(begin)
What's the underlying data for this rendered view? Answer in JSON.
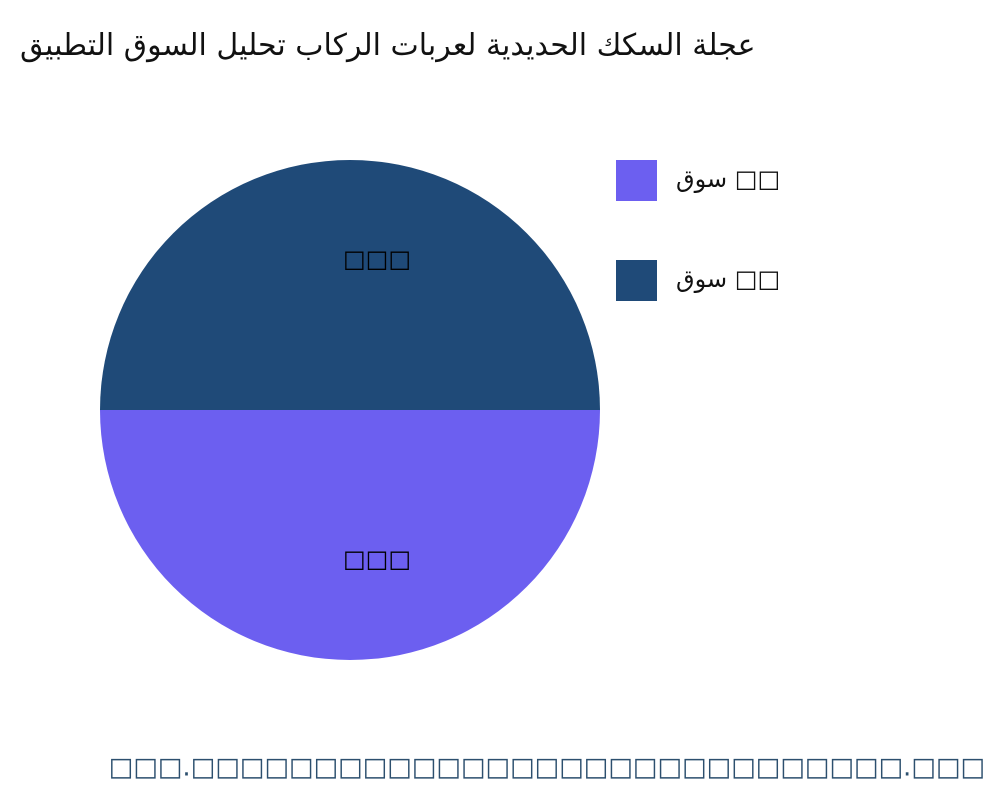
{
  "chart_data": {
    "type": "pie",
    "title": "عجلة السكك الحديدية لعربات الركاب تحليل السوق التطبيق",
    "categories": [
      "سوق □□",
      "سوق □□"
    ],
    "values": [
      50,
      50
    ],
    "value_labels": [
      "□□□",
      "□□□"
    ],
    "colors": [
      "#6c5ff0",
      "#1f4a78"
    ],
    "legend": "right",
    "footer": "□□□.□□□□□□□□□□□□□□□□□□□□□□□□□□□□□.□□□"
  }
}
(end)
> What you are asked to do: Return the material exactly as given, apart from the pictures.

> Reply to the exercise:
What's the underlying data for this rendered view? Answer in JSON.
{
  "chart_data": {
    "type": "pie",
    "title": "عجلة السكك الحديدية لعربات الركاب تحليل السوق التطبيق",
    "categories": [
      "سوق □□",
      "سوق □□"
    ],
    "values": [
      50,
      50
    ],
    "value_labels": [
      "□□□",
      "□□□"
    ],
    "colors": [
      "#6c5ff0",
      "#1f4a78"
    ],
    "legend": "right",
    "footer": "□□□.□□□□□□□□□□□□□□□□□□□□□□□□□□□□□.□□□"
  }
}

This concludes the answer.